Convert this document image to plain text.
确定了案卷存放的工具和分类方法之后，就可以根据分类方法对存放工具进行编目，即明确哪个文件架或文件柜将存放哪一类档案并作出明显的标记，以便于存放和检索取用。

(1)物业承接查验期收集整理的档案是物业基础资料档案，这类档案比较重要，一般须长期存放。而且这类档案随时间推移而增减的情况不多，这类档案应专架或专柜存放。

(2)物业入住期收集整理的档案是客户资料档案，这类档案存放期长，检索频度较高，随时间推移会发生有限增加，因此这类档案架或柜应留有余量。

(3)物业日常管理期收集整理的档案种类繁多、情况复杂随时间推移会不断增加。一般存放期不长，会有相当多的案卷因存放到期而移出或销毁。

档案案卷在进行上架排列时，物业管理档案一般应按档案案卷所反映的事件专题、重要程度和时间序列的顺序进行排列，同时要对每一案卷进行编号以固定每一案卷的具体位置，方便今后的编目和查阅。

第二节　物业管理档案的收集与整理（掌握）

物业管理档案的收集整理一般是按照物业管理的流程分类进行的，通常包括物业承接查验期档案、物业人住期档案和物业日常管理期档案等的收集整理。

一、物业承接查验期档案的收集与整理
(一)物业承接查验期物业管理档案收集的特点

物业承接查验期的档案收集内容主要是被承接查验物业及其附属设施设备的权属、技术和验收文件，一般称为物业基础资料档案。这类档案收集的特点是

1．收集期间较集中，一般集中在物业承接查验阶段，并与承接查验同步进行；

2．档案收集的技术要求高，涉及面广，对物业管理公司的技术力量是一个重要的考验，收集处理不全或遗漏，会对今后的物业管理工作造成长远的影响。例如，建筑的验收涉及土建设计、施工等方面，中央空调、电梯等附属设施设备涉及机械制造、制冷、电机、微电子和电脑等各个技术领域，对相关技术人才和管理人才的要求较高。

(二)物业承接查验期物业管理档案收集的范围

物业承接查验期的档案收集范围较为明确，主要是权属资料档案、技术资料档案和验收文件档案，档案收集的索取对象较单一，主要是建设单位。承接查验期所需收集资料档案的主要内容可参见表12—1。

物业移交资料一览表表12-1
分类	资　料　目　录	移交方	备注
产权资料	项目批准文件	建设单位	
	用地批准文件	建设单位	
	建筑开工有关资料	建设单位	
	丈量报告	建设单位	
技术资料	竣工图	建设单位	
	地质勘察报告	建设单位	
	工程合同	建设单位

- - -

**WHAT TO PRODUCE**
Each line of the listing should be echoed back exactly.

**WRITTEN ANSWER**
Convert this document image to plain text.
确定了案卷存放的工具和分类方法之后，就可以根据分类方法对存放工具进行编目，即明确哪个文件架或文件柜将存放哪一类档案并作出明显的标记，以便于存放和检索取用。

(1)物业承接查验期收集整理的档案是物业基础资料档案，这类档案比较重要，一般须长期存放。而且这类档案随时间推移而增减的情况不多，这类档案应专架或专柜存放。

(2)物业入住期收集整理的档案是客户资料档案，这类档案存放期长，检索频度较高，随时间推移会发生有限增加，因此这类档案架或柜应留有余量。

(3)物业日常管理期收集整理的档案种类繁多、情况复杂随时间推移会不断增加。一般存放期不长，会有相当多的案卷因存放到期而移出或销毁。

档案案卷在进行上架排列时，物业管理档案一般应按档案案卷所反映的事件专题、重要程度和时间序列的顺序进行排列，同时要对每一案卷进行编号以固定每一案卷的具体位置，方便今后的编目和查阅。

第二节　物业管理档案的收集与整理（掌握）

物业管理档案的收集整理一般是按照物业管理的流程分类进行的，通常包括物业承接查验期档案、物业人住期档案和物业日常管理期档案等的收集整理。

一、物业承接查验期档案的收集与整理
(一)物业承接查验期物业管理档案收集的特点

物业承接查验期的档案收集内容主要是被承接查验物业及其附属设施设备的权属、技术和验收文件，一般称为物业基础资料档案。这类档案收集的特点是

1．收集期间较集中，一般集中在物业承接查验阶段，并与承接查验同步进行；

2．档案收集的技术要求高，涉及面广，对物业管理公司的技术力量是一个重要的考验，收集处理不全或遗漏，会对今后的物业管理工作造成长远的影响。例如，建筑的验收涉及土建设计、施工等方面，中央空调、电梯等附属设施设备涉及机械制造、制冷、电机、微电子和电脑等各个技术领域，对相关技术人才和管理人才的要求较高。

(二)物业承接查验期物业管理档案收集的范围

物业承接查验期的档案收集范围较为明确，主要是权属资料档案、技术资料档案和验收文件档案，档案收集的索取对象较单一，主要是建设单位。承接查验期所需收集资料档案的主要内容可参见表12—1。

物业移交资料一览表表12-1
分类	资　料　目　录	移交方	备注
产权资料	项目批准文件	建设单位	
	用地批准文件	建设单位	
	建筑开工有关资料	建设单位	
	丈量报告	建设单位	
技术资料	竣工图	建设单位	
	地质勘察报告	建设单位	
	工程合同	建设单位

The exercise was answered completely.